What the exercise asks:
Repeat all the material exactly; pictures stay out of your copy.

Data lines:
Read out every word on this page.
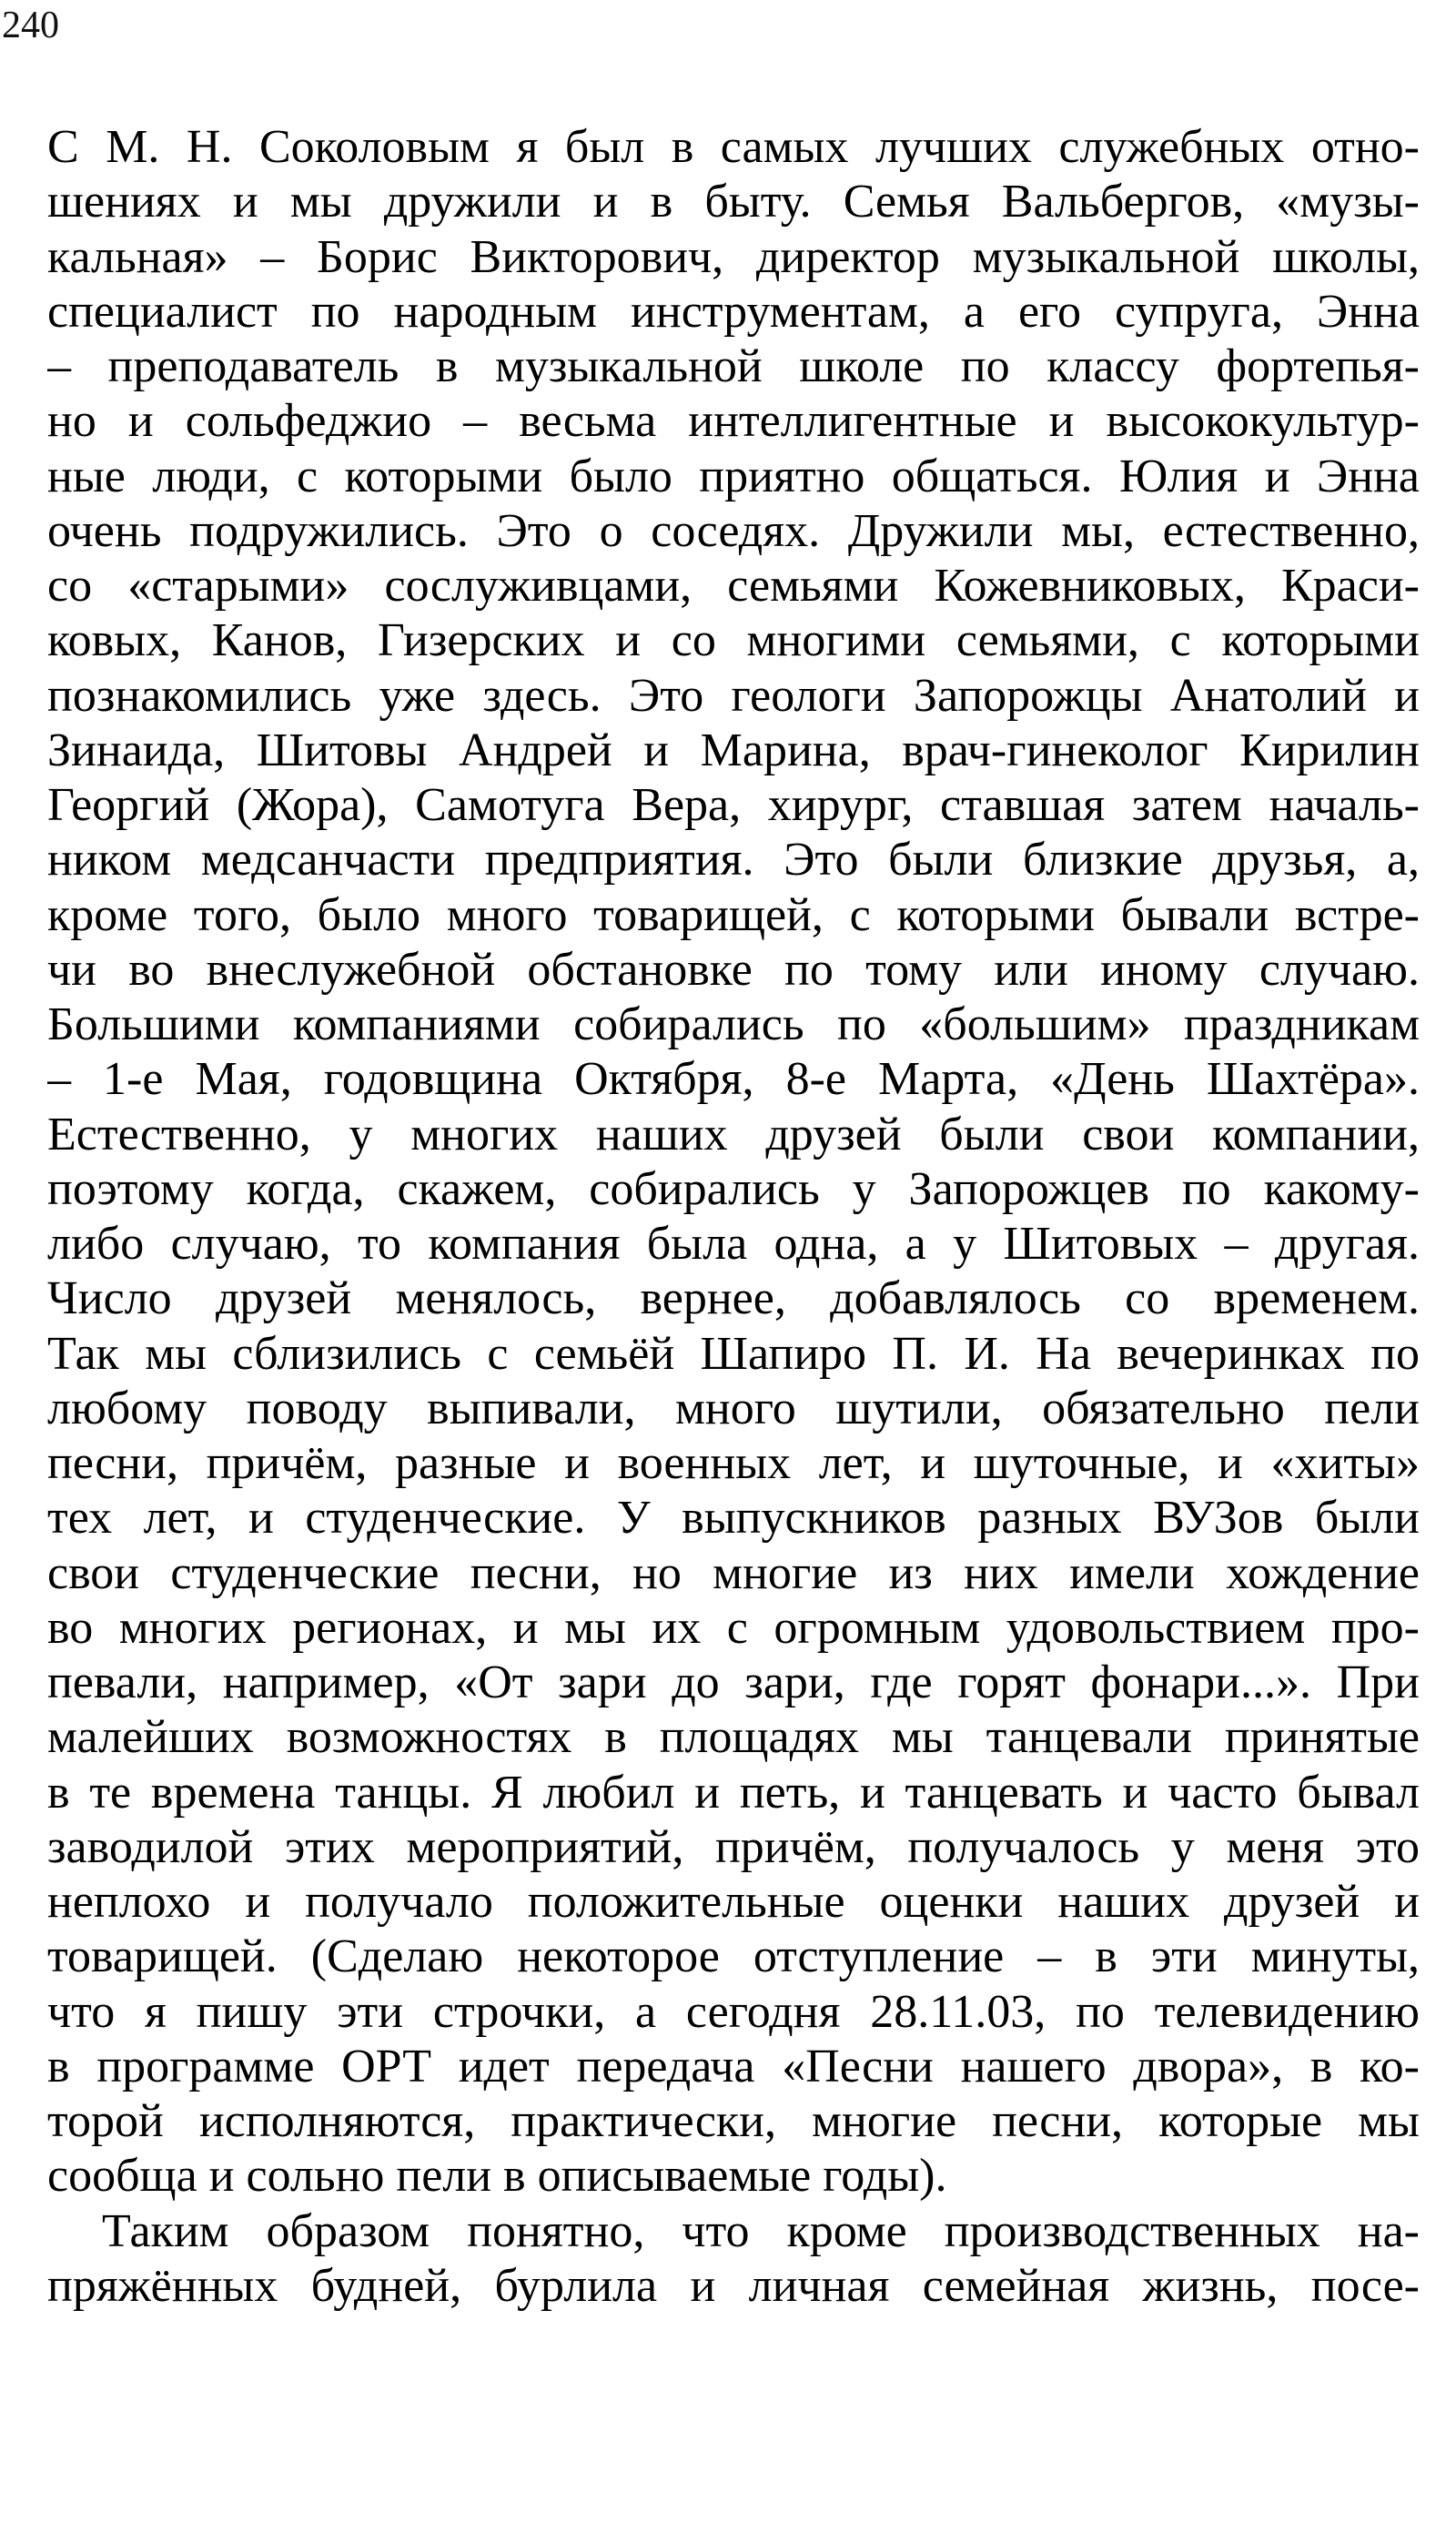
240
С М. Н. Соколовым я был в самых лучших служебных отно-
шениях и мы дружили и в быту. Семья Вальбергов, «музы-
кальная» – Борис Викторович, директор музыкальной школы,
специалист по народным инструментам, а его супруга, Энна
– преподаватель в музыкальной школе по классу фортепья-
но и сольфеджио – весьма интеллигентные и высококультур-
ные люди, с которыми было приятно общаться. Юлия и Энна
очень подружились. Это о соседях. Дружили мы, естественно,
со «старыми» сослуживцами, семьями Кожевниковых, Краси-
ковых, Канов, Гизерских и со многими семьями, с которыми
познакомились уже здесь. Это геологи Запорожцы Анатолий и
Зинаида, Шитовы Андрей и Марина, врач-гинеколог Кирилин
Георгий (Жора), Самотуга Вера, хирург, ставшая затем началь-
ником медсанчасти предприятия. Это были близкие друзья, а,
кроме того, было много товарищей, с которыми бывали встре-
чи во внеслужебной обстановке по тому или иному случаю.
Большими компаниями собирались по «большим» праздникам
– 1-е Мая, годовщина Октября, 8-е Марта, «День Шахтёра».
Естественно, у многих наших друзей были свои компании,
поэтому когда, скажем, собирались у Запорожцев по какому-
либо случаю, то компания была одна, а у Шитовых – другая.
Число друзей менялось, вернее, добавлялось со временем.
Так мы сблизились с семьёй Шапиро П. И. На вечеринках по
любому поводу выпивали, много шутили, обязательно пели
песни, причём, разные и военных лет, и шуточные, и «хиты»
тех лет, и студенческие. У выпускников разных ВУЗов были
свои студенческие песни, но многие из них имели хождение
во многих регионах, и мы их с огромным удовольствием про-
певали, например, «От зари до зари, где горят фонари...». При
малейших возможностях в площадях мы танцевали принятые
в те времена танцы. Я любил и петь, и танцевать и часто бывал
заводилой этих мероприятий, причём, получалось у меня это
неплохо и получало положительные оценки наших друзей и
товарищей. (Сделаю некоторое отступление – в эти минуты,
что я пишу эти строчки, а сегодня 28.11.03, по телевидению
в программе ОРТ идет передача «Песни нашего двора», в ко-
торой исполняются, практически, многие песни, которые мы
сообща и сольно пели в описываемые годы).
Таким образом понятно, что кроме производственных на-
пряжённых будней, бурлила и личная семейная жизнь, посе-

Solution to this problem:
Read out every word on this page.
240
С М. Н. Соколовым я был в самых лучших служебных отно-
шениях и мы дружили и в быту. Семья Вальбергов, «музы-
кальная» – Борис Викторович, директор музыкальной школы,
специалист по народным инструментам, а его супруга, Энна
– преподаватель в музыкальной школе по классу фортепья-
но и сольфеджио – весьма интеллигентные и высококультур-
ные люди, с которыми было приятно общаться. Юлия и Энна
очень подружились. Это о соседях. Дружили мы, естественно,
со «старыми» сослуживцами, семьями Кожевниковых, Краси-
ковых, Канов, Гизерских и со многими семьями, с которыми
познакомились уже здесь. Это геологи Запорожцы Анатолий и
Зинаида, Шитовы Андрей и Марина, врач-гинеколог Кирилин
Георгий (Жора), Самотуга Вера, хирург, ставшая затем началь-
ником медсанчасти предприятия. Это были близкие друзья, а,
кроме того, было много товарищей, с которыми бывали встре-
чи во внеслужебной обстановке по тому или иному случаю.
Большими компаниями собирались по «большим» праздникам
– 1-е Мая, годовщина Октября, 8-е Марта, «День Шахтёра».
Естественно, у многих наших друзей были свои компании,
поэтому когда, скажем, собирались у Запорожцев по какому-
либо случаю, то компания была одна, а у Шитовых – другая.
Число друзей менялось, вернее, добавлялось со временем.
Так мы сблизились с семьёй Шапиро П. И. На вечеринках по
любому поводу выпивали, много шутили, обязательно пели
песни, причём, разные и военных лет, и шуточные, и «хиты»
тех лет, и студенческие. У выпускников разных ВУЗов были
свои студенческие песни, но многие из них имели хождение
во многих регионах, и мы их с огромным удовольствием про-
певали, например, «От зари до зари, где горят фонари...». При
малейших возможностях в площадях мы танцевали принятые
в те времена танцы. Я любил и петь, и танцевать и часто бывал
заводилой этих мероприятий, причём, получалось у меня это
неплохо и получало положительные оценки наших друзей и
товарищей. (Сделаю некоторое отступление – в эти минуты,
что я пишу эти строчки, а сегодня 28.11.03, по телевидению
в программе ОРТ идет передача «Песни нашего двора», в ко-
торой исполняются, практически, многие песни, которые мы
сообща и сольно пели в описываемые годы).
Таким образом понятно, что кроме производственных на-
пряжённых будней, бурлила и личная семейная жизнь, посе-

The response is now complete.